> Direction
The listing below should be printed exactly, every line of it. Skip the pictures.

> Extracted entries
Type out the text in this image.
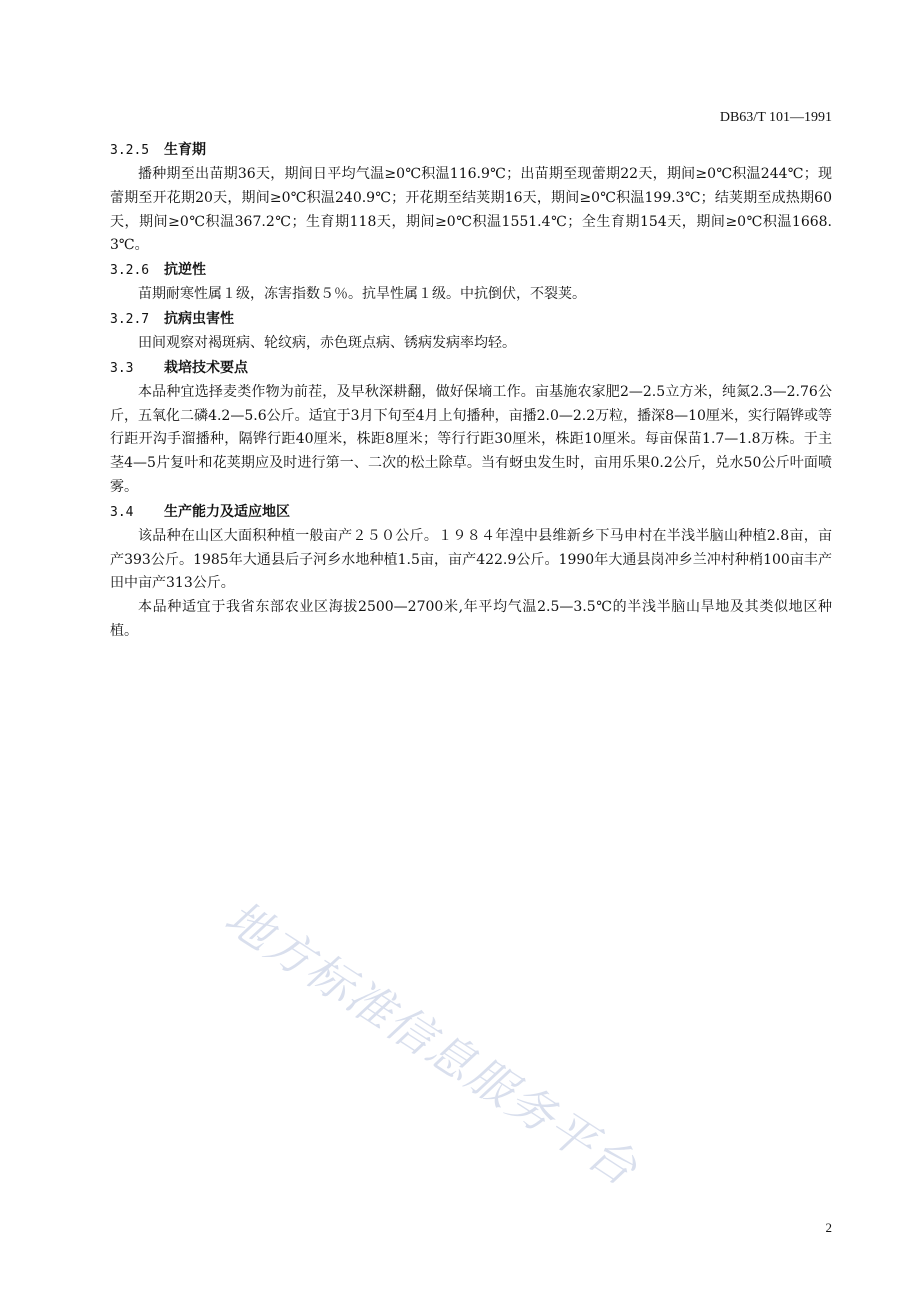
DB63/T 101—1991
3.2.5 生育期

播种期至出苗期36天，期间日平均气温≥0℃积温116.9℃；出苗期至现蕾期22天，期间≥0℃积温244℃；现蕾期至开花期20天，期间≥0℃积温240.9℃；开花期至结荚期16天，期间≥0℃积温199.3℃；结荚期至成热期60天，期间≥0℃积温367.2℃；生育期118天，期间≥0℃积温1551.4℃；全生育期154天，期间≥0℃积温1668.3℃。

3.2.6 抗逆性

苗期耐寒性属１级，冻害指数５％。抗旱性属１级。中抗倒伏，不裂荚。

3.2.7 抗病虫害性

田间观察对褐斑病、轮纹病，赤色斑点病、锈病发病率均轻。

3.3 栽培技术要点

本品种宜选择麦类作物为前茬，及早秋深耕翻，做好保墒工作。亩基施农家肥2—2.5立方米，纯氮2.3—2.76公斤，五氧化二磷4.2—5.6公斤。适宜于3月下旬至4月上旬播种，亩播2.0—2.2万粒，播深8—10厘米，实行隔铧或等行距开沟手溜播种，隔铧行距40厘米，株距8厘米；等行行距30厘米，株距10厘米。每亩保苗1.7—1.8万株。于主茎4—5片复叶和花荚期应及时进行第一、二次的松土除草。当有蚜虫发生时，亩用乐果0.2公斤，兑水50公斤叶面喷雾。

3.4 生产能力及适应地区

该品种在山区大面积种植一般亩产２５０公斤。１９８４年湟中县维新乡下马申村在半浅半脑山种植2.8亩，亩产393公斤。1985年大通县后子河乡水地种植1.5亩，亩产422.9公斤。1990年大通县岗冲乡兰冲村种梢100亩丰产田中亩产313公斤。

本品种适宜于我省东部农业区海拔2500—2700米,年平均气温2.5—3.5℃的半浅半脑山旱地及其类似地区种植。

地方标准信息服务平台
2
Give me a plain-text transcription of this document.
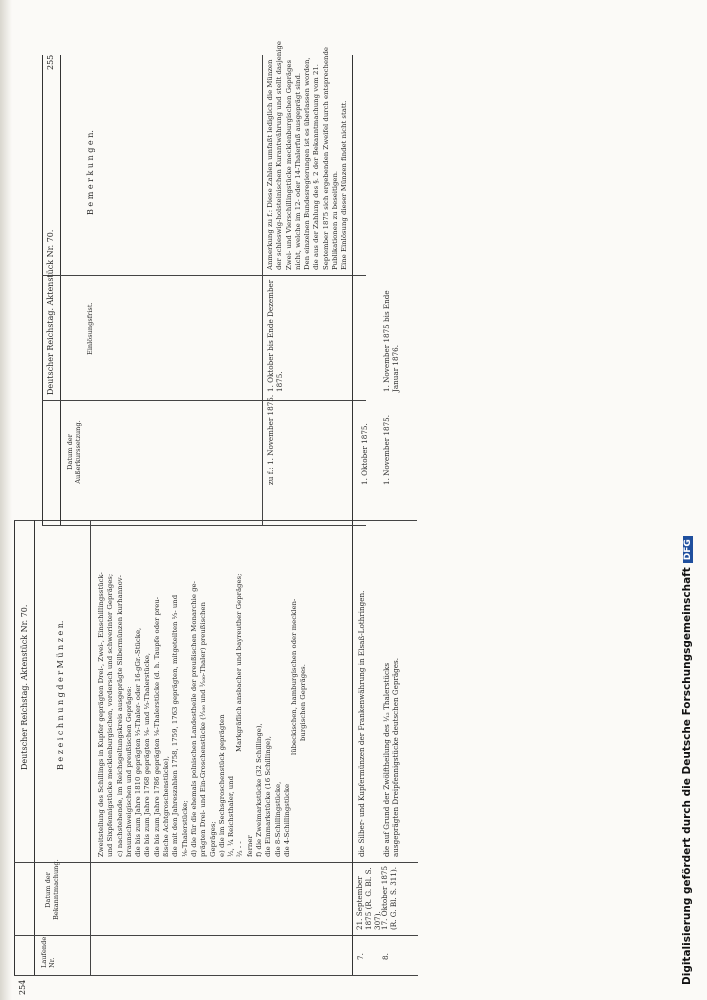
254
Deutscher Reichstag. Aktenstück Nr. 70.
Laufende Nr.
Datum der Bekanntmachung.
B e z e i c h n u n g d e r M ü n z e n.	Zweitstellung des Schillings in Kupfer geprägten Drei-, Zwei-, Einschillingsstück- und Sixpfennigstücke mecklenburgischen, vordersch und schwerinter Gepräges; c) nachstehende, im Reichsgeltungskreis ausgeprägte Silbermünzen kurhannov- braunschweigischen und preußischen Gepräges: die bis zum Jahre 1810 geprägten ⅓-Thaler- oder 16-gGr.-Stücke, die bis zum Jahre 1768 geprägten ⅙- und ⅓-Thalerstücke, die bis zum Jahre 1786 geprägten ⅙-Thalerstücke (d. h. Taupfe oder preu- ßische Achtgroschenstücke), die mit den Jahreszahlen 1758, 1759, 1763 geprägten, mitgeteilten ⅓- und ⅙-Thalerstücke; d) die für die ehemals polnischen Landestheile der preußischen Monarchie ge- prägten Drei- und Ein-Groschenstücke (¹⁄₁₀₀ und ¹⁄₁₀₀-Thaler) preußischen Gepräges; e) die im Sechsgroschenstück geprägten ¹⁄₂, ¹⁄₄ Reichsthaler, und ²⁄₃ - - ferner f) die Zweimarkstücke (32 Schillinge), die Einmarkstücke (16 Schillinge), die 8-Schillingstücke, die 4-Schillingstücke
Markgräflich ansbacher und bayreuther Gepräges;	lübeckischen, hamburgischen oder mecklen- burgischen Gepräges.
7.
21. September 1875 (R. G. Bl. S. 307).
die Silber- und Kupfermünzen der Frankenwährung in Elsaß-Lothringen.
8.
17. Oktober 1875 (R. G. Bl. S. 311).
die auf Grund der Zwölftheilung des ¹⁄₁₂ Thalerstücks ausgeprägten Dreipfennigstücke deutschen Gepräges.
255
Deutscher Reichstag. Aktenstück Nr. 70.
Datum der Außerkurssetzung.
Einlösungsfrist.
B e m e r k u n g e n.
zu f.: 1. November 1875.
1. Oktober bis Ende Dezember 1875.
Anmerkung zu f.: Diese Zahlen umfaßt lediglich die Münzen der schleswig-holsteinischen Kurantwährung und stellt dasjenige Zwei- und Vierschillingstücke mecklenburgischen Gepräges nicht, welche im 12- oder 14-Thalerfuß ausgeprägt sind. Den einzelnen Bundesregierungen ist es überlassen worden, die aus der Zahlung des §. 2 der Bekanntmachung vom 21. September 1875 sich ergebenden Zweifel durch entsprechende Publikationen zu beseitigen. Eine Einlösung dieser Münzen findet nicht statt.
1. Oktober 1875. 1. November 1875.
1. November 1875 bis Ende Januar 1876.
Digitalisierung gefördert durch die Deutsche ForschungsgemeinschaftDFG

> Solution for this exercise
Type out the text in this image.
DB63/T 101—1991
3.2.5 生育期

播种期至出苗期36天，期间日平均气温≥0℃积温116.9℃；出苗期至现蕾期22天，期间≥0℃积温244℃；现蕾期至开花期20天，期间≥0℃积温240.9℃；开花期至结荚期16天，期间≥0℃积温199.3℃；结荚期至成热期60天，期间≥0℃积温367.2℃；生育期118天，期间≥0℃积温1551.4℃；全生育期154天，期间≥0℃积温1668.3℃。

3.2.6 抗逆性

苗期耐寒性属１级，冻害指数５％。抗旱性属１级。中抗倒伏，不裂荚。

3.2.7 抗病虫害性

田间观察对褐斑病、轮纹病，赤色斑点病、锈病发病率均轻。

3.3 栽培技术要点

本品种宜选择麦类作物为前茬，及早秋深耕翻，做好保墒工作。亩基施农家肥2—2.5立方米，纯氮2.3—2.76公斤，五氧化二磷4.2—5.6公斤。适宜于3月下旬至4月上旬播种，亩播2.0—2.2万粒，播深8—10厘米，实行隔铧或等行距开沟手溜播种，隔铧行距40厘米，株距8厘米；等行行距30厘米，株距10厘米。每亩保苗1.7—1.8万株。于主茎4—5片复叶和花荚期应及时进行第一、二次的松土除草。当有蚜虫发生时，亩用乐果0.2公斤，兑水50公斤叶面喷雾。

3.4 生产能力及适应地区

该品种在山区大面积种植一般亩产２５０公斤。１９８４年湟中县维新乡下马申村在半浅半脑山种植2.8亩，亩产393公斤。1985年大通县后子河乡水地种植1.5亩，亩产422.9公斤。1990年大通县岗冲乡兰冲村种梢100亩丰产田中亩产313公斤。

本品种适宜于我省东部农业区海拔2500—2700米,年平均气温2.5—3.5℃的半浅半脑山旱地及其类似地区种植。

地方标准信息服务平台
2
Give me a plain-text transcription of this document.
254
Deutscher Reichstag. Aktenstück Nr. 70.
Laufende Nr.
Datum der Bekanntmachung.
B e z e i c h n u n g d e r M ü n z e n.	Zweitstellung des Schillings in Kupfer geprägten Drei-, Zwei-, Einschillingsstück- und Sixpfennigstücke mecklenburgischen, vordersch und schwerinter Gepräges; c) nachstehende, im Reichsgeltungskreis ausgeprägte Silbermünzen kurhannov- braunschweigischen und preußischen Gepräges: die bis zum Jahre 1810 geprägten ⅓-Thaler- oder 16-gGr.-Stücke, die bis zum Jahre 1768 geprägten ⅙- und ⅓-Thalerstücke, die bis zum Jahre 1786 geprägten ⅙-Thalerstücke (d. h. Taupfe oder preu- ßische Achtgroschenstücke), die mit den Jahreszahlen 1758, 1759, 1763 geprägten, mitgeteilten ⅓- und ⅙-Thalerstücke; d) die für die ehemals polnischen Landestheile der preußischen Monarchie ge- prägten Drei- und Ein-Groschenstücke (¹⁄₁₀₀ und ¹⁄₁₀₀-Thaler) preußischen Gepräges; e) die im Sechsgroschenstück geprägten ¹⁄₂, ¹⁄₄ Reichsthaler, und ²⁄₃ - - ferner f) die Zweimarkstücke (32 Schillinge), die Einmarkstücke (16 Schillinge), die 8-Schillingstücke, die 4-Schillingstücke
Markgräflich ansbacher und bayreuther Gepräges;	lübeckischen, hamburgischen oder mecklen- burgischen Gepräges.
7.
21. September 1875 (R. G. Bl. S. 307).
die Silber- und Kupfermünzen der Frankenwährung in Elsaß-Lothringen.
8.
17. Oktober 1875 (R. G. Bl. S. 311).
die auf Grund der Zwölftheilung des ¹⁄₁₂ Thalerstücks ausgeprägten Dreipfennigstücke deutschen Gepräges.
255
Deutscher Reichstag. Aktenstück Nr. 70.
Datum der Außerkurssetzung.
Einlösungsfrist.
B e m e r k u n g e n.
zu f.: 1. November 1875.
1. Oktober bis Ende Dezember 1875.
Anmerkung zu f.: Diese Zahlen umfaßt lediglich die Münzen der schleswig-holsteinischen Kurantwährung und stellt dasjenige Zwei- und Vierschillingstücke mecklenburgischen Gepräges nicht, welche im 12- oder 14-Thalerfuß ausgeprägt sind. Den einzelnen Bundesregierungen ist es überlassen worden, die aus der Zahlung des §. 2 der Bekanntmachung vom 21. September 1875 sich ergebenden Zweifel durch entsprechende Publikationen zu beseitigen. Eine Einlösung dieser Münzen findet nicht statt.
1. Oktober 1875. 1. November 1875.
1. November 1875 bis Ende Januar 1876.
Digitalisierung gefördert durch die Deutsche ForschungsgemeinschaftDFG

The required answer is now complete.